§ **To do**: From the listing below, pull out every line where the string "serre" appears.

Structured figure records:
-- begin --
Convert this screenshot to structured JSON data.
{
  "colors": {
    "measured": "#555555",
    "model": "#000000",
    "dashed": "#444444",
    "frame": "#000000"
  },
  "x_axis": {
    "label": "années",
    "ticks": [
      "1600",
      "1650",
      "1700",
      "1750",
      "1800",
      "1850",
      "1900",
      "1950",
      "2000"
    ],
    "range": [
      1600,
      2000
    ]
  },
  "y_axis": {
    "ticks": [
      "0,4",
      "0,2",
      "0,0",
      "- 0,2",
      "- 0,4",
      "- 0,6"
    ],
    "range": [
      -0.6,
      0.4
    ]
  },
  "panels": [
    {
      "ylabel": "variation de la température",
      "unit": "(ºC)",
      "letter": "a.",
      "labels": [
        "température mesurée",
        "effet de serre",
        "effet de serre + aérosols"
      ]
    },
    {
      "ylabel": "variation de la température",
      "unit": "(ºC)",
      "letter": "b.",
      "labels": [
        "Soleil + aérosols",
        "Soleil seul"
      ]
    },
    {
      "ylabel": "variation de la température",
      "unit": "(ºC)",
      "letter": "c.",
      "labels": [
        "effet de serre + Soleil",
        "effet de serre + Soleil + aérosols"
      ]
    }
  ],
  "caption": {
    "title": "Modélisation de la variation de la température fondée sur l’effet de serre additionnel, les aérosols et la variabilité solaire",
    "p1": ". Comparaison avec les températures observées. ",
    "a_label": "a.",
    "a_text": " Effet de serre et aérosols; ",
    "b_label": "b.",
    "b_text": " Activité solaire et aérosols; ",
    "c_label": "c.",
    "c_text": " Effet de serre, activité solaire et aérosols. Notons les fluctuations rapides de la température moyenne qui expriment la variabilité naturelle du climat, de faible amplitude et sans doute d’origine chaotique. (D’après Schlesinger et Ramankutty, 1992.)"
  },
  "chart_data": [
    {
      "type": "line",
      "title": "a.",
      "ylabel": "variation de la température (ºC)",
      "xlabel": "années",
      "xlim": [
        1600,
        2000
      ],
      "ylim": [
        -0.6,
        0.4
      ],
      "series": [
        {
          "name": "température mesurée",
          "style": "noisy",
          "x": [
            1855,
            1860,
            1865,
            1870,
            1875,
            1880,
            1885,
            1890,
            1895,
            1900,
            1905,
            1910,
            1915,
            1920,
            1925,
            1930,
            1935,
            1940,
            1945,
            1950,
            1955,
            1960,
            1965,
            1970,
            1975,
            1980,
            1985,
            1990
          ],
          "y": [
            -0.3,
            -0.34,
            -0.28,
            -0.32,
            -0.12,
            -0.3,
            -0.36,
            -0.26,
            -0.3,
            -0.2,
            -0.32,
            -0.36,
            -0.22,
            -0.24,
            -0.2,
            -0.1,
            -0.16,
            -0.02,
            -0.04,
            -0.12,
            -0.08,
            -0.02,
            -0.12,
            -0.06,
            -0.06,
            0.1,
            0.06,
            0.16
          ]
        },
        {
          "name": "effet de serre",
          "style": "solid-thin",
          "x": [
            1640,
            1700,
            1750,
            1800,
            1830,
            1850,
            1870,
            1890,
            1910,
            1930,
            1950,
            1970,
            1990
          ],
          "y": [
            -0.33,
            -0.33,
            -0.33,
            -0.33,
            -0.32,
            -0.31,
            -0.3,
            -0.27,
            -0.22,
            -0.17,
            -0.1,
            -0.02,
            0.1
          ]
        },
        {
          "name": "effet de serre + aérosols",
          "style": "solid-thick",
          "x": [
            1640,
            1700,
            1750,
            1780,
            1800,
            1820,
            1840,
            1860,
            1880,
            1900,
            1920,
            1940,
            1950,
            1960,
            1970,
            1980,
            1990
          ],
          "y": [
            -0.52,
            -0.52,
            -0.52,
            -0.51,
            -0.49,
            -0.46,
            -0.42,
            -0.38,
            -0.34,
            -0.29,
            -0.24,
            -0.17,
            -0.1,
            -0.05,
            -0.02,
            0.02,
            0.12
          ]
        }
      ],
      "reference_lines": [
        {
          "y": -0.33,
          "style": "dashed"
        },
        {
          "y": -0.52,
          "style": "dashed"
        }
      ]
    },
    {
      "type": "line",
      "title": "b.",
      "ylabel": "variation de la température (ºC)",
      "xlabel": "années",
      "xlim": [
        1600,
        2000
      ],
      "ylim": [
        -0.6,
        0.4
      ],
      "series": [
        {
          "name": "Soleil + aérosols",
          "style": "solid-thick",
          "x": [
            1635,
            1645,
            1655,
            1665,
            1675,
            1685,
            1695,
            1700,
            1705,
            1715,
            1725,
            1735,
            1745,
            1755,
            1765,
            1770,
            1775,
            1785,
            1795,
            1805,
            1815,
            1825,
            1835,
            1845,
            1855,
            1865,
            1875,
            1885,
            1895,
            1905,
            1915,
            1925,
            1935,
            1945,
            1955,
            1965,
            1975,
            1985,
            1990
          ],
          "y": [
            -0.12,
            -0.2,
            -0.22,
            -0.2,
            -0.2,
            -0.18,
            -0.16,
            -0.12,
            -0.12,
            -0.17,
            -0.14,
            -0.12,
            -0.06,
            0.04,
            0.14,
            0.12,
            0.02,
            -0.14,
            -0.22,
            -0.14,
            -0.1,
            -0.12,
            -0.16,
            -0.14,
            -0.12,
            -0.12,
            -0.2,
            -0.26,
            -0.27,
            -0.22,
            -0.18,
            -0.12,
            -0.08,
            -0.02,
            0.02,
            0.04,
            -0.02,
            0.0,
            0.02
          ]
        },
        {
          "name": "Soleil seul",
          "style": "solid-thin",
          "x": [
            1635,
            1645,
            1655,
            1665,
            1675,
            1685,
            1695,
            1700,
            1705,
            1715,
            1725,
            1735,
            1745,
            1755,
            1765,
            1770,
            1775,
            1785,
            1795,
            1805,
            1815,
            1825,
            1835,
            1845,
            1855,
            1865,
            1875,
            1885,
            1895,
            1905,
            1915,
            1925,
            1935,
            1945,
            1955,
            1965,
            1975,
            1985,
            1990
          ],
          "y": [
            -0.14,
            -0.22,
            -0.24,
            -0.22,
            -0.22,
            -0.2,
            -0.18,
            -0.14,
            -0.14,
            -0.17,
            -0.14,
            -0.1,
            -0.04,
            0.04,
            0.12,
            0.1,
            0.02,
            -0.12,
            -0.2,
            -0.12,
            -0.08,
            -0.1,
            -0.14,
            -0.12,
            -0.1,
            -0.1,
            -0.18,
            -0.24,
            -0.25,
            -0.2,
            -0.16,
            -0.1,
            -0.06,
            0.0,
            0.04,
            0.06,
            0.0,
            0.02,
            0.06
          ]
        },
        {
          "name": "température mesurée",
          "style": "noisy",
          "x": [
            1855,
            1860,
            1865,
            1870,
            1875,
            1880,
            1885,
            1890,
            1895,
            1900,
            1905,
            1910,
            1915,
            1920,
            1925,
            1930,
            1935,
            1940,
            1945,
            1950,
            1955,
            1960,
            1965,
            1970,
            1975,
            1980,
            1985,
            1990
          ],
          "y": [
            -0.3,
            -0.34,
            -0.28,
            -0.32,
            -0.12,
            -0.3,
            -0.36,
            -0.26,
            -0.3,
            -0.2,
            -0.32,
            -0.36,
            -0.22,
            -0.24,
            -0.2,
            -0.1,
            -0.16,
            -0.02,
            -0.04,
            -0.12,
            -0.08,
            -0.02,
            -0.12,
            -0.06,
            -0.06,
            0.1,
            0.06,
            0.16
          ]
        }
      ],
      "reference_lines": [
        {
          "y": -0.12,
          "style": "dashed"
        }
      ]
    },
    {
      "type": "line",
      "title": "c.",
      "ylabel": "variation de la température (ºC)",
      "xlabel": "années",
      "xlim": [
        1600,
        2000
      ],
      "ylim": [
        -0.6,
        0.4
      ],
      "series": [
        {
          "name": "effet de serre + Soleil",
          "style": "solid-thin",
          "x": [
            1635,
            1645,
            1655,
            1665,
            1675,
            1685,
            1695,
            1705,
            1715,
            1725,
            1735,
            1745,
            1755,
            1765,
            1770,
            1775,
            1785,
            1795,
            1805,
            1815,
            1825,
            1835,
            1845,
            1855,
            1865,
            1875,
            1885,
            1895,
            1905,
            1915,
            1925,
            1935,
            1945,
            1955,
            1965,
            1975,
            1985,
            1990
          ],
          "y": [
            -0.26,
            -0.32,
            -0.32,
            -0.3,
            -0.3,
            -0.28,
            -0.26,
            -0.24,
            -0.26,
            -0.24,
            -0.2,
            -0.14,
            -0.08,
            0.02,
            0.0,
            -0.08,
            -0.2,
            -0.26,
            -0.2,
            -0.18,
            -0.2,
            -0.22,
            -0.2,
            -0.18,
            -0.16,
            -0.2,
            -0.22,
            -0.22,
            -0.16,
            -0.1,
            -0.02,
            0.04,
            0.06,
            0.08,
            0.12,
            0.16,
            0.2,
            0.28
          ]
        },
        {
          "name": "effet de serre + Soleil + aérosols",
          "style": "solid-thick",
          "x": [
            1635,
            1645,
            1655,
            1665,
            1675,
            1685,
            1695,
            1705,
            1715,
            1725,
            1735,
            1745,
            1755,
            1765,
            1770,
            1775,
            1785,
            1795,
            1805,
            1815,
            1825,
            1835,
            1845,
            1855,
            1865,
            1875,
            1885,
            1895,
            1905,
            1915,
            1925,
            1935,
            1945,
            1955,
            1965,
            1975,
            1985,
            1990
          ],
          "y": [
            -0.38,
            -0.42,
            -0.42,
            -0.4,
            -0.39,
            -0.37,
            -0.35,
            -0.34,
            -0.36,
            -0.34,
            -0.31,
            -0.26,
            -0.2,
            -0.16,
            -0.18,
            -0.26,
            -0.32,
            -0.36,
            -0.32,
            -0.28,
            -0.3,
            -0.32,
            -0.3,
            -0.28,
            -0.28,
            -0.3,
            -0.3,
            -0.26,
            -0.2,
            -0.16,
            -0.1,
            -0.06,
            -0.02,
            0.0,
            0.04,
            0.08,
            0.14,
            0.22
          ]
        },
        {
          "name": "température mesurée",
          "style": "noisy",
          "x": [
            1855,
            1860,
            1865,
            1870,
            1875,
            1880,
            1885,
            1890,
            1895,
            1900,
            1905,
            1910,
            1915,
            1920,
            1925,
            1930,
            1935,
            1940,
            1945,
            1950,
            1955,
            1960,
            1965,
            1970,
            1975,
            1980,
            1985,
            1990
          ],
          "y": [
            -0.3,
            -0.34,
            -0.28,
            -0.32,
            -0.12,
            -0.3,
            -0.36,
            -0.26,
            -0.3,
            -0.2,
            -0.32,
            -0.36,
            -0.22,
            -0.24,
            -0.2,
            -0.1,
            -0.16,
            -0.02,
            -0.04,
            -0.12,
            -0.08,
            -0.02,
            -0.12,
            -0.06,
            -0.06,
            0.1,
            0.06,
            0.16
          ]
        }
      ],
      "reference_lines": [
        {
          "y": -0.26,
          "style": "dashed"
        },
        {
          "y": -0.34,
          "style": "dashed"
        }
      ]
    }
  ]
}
-- end --
§ **Result of the exercise**:
        "effet de serre",
        "effet de serre + aérosols"
        "effet de serre + Soleil",
        "effet de serre + Soleil + aérosols"
    "title": "Modélisation de la variation de la température fondée sur l’effet de serre additionnel, les aérosols et la variabilité solaire",
    "a_text": " Effet de serre et aérosols; ",
    "c_text": " Effet de serre, activité solaire et aérosols. Notons les fluctuations rapides de la température moyenne qui expriment la variabilité naturelle du climat, de faible amplitude et sans doute d’origine chaotique. (D’après Schlesinger et Ramankutty, 1992.)"
          "name": "effet de serre",
          "name": "effet de serre + aérosols",
          "name": "effet de serre + Soleil",
          "name": "effet de serre + Soleil + aérosols",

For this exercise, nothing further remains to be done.